What you are asked to do: Turn the entries, starting at the first line and ending at the line that contains "search-icon[interactable] [353, 890, 373, 910]", into a Markdown table with the columns Row and Line, numbering each row and leaving out blank lines. Include only those lines.

┄┄┄┄┄┄┄┄┄┄┄┄┄┄┄┄┄┄┄┄

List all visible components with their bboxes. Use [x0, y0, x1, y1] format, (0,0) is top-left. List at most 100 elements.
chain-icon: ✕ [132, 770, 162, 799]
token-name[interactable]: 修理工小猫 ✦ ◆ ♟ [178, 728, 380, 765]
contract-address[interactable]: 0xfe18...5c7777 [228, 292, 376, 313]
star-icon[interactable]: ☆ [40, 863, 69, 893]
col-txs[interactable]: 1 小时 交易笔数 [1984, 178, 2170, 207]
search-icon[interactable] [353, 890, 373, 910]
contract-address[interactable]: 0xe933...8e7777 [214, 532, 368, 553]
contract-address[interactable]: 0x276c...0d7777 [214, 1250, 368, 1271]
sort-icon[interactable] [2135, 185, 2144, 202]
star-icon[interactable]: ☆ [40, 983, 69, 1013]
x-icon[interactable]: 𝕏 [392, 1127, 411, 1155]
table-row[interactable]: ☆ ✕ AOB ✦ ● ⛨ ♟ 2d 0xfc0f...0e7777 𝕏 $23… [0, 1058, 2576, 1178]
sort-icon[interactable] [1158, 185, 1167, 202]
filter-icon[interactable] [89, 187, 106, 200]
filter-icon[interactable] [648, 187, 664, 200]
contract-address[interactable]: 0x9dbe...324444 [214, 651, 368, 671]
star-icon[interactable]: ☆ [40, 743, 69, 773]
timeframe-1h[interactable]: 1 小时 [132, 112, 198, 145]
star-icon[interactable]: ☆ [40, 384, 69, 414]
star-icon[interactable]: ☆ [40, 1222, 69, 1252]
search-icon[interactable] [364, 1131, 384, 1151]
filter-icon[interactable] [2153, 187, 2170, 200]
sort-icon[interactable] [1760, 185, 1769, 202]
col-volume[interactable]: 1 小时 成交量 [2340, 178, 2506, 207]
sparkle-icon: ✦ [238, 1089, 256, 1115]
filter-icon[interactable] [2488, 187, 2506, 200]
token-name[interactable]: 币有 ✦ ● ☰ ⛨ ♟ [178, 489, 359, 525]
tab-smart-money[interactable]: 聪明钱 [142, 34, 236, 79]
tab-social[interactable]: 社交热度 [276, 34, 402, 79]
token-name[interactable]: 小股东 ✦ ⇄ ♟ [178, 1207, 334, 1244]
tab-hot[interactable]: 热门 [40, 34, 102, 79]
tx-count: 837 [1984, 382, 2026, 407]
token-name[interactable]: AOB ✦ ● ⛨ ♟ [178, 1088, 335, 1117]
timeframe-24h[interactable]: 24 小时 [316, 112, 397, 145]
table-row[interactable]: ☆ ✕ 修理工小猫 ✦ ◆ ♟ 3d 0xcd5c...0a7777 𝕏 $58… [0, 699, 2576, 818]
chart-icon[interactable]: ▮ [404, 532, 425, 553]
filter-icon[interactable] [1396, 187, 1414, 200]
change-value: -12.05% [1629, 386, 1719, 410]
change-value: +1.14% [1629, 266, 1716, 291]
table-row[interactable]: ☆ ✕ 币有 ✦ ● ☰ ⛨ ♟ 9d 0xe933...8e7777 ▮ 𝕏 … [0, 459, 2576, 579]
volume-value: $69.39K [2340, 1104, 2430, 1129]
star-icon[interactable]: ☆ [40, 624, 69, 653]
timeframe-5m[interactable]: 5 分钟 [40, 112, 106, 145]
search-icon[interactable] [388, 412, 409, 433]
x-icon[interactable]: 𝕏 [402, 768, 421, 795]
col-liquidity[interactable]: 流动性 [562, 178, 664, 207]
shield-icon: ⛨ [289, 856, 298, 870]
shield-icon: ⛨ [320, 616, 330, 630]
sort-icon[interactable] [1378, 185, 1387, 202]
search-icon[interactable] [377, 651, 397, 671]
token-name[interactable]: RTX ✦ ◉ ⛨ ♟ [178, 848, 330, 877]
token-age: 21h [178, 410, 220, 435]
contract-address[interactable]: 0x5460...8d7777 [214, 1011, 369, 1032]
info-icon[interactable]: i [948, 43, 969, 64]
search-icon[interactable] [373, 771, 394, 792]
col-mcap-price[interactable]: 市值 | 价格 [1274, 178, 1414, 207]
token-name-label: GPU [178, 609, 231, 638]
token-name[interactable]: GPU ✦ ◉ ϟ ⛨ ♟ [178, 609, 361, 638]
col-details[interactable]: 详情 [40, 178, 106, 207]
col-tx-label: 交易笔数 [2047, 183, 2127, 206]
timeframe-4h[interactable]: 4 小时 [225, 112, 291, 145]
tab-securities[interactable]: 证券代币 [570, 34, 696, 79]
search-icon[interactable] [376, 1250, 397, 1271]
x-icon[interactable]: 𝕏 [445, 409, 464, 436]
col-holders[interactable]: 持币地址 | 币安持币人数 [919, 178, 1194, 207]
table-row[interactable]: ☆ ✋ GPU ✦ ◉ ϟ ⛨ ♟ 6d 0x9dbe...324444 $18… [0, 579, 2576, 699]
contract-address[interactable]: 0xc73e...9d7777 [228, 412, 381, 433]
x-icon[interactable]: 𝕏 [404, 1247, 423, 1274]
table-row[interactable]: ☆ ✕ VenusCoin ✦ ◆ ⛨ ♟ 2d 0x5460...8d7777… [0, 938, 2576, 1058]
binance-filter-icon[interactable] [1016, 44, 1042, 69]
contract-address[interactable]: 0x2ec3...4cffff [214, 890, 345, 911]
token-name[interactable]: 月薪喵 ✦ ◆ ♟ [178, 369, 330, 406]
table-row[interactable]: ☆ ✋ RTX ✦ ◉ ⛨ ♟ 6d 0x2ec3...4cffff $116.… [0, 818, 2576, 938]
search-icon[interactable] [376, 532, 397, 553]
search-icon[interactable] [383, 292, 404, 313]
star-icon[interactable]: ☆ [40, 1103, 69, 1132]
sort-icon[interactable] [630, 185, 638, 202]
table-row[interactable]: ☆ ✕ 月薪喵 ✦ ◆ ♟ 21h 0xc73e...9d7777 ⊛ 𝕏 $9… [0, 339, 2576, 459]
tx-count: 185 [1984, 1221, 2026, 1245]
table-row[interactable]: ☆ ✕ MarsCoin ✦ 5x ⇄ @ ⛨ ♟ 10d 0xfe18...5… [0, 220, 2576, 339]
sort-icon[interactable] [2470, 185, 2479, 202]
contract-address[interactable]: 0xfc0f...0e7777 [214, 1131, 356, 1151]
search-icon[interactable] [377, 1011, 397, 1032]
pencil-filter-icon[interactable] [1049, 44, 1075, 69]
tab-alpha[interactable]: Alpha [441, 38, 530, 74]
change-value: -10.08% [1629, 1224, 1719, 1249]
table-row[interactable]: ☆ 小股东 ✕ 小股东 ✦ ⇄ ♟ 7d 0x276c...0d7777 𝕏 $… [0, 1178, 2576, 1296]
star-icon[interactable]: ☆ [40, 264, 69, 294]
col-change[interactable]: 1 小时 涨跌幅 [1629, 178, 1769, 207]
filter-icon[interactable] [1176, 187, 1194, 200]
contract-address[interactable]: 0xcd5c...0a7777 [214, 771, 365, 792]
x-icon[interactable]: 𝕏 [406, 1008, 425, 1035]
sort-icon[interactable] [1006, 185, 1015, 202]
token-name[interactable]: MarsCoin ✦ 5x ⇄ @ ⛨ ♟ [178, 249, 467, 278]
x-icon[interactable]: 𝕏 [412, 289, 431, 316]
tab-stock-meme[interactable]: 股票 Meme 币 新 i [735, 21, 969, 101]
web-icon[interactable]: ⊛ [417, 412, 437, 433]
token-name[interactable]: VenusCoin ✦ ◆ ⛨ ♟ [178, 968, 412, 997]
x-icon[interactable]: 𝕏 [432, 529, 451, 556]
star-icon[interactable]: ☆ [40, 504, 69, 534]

┄┄┄┄┄┄┄┄┄┄┄┄┄┄┄┄┄┄┄┄

Exercise response:
| Row | Line |
|---|---|
| 1 | List all visible components with their bboxes. Use [x0, y0, x1, y1] format, (0,0) is top-left. List at most 100 elements. |
| 2 | chain-icon: ✕ [132, 770, 162, 799] |
| 3 | token-name[interactable]: 修理工小猫 ✦ ◆ ♟ [178, 728, 380, 765] |
| 4 | contract-address[interactable]: 0xfe18...5c7777 [228, 292, 376, 313] |
| 5 | star-icon[interactable]: ☆ [40, 863, 69, 893] |
| 6 | col-txs[interactable]: 1 小时 交易笔数 [1984, 178, 2170, 207] |
| 7 | search-icon[interactable] [353, 890, 373, 910] |